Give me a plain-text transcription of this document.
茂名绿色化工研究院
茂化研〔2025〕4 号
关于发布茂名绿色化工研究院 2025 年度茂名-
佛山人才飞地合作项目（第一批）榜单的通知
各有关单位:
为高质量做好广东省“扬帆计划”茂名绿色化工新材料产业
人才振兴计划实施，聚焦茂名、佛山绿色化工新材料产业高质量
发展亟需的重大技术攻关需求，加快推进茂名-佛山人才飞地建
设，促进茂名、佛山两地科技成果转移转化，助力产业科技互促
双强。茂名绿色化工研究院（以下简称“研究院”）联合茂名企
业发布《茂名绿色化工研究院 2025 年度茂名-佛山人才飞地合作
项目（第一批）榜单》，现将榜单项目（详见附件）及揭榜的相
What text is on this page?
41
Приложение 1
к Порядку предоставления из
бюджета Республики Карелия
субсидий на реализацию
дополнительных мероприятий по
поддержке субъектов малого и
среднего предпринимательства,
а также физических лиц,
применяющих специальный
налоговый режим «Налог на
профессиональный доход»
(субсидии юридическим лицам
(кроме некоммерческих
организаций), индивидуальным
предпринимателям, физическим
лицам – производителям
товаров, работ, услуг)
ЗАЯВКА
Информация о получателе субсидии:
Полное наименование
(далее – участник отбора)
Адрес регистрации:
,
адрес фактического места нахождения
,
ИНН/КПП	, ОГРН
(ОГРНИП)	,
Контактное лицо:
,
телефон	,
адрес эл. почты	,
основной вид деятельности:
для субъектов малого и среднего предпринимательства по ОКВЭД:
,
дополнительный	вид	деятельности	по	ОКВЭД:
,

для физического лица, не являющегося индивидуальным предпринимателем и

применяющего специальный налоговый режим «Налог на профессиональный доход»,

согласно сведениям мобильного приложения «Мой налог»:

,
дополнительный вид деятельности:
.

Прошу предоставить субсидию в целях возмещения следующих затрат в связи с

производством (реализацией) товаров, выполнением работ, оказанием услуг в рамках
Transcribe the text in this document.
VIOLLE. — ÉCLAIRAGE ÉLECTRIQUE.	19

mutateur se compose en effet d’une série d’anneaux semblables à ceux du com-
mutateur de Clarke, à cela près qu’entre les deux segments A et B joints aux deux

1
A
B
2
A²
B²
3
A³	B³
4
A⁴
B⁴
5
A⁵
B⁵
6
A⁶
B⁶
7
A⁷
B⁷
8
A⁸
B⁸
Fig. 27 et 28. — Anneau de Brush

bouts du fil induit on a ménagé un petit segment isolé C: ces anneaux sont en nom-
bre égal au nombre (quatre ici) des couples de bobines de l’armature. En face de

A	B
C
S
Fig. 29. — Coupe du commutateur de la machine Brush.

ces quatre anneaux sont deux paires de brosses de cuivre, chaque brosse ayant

** EXERCISE DETAILS **
Locate the word "индивидуальным" in the records above, and return each line that has it.

** RESPONSE TO THIS EXERCISE **
организаций), индивидуальным
для физического лица, не являющегося индивидуальным предпринимателем и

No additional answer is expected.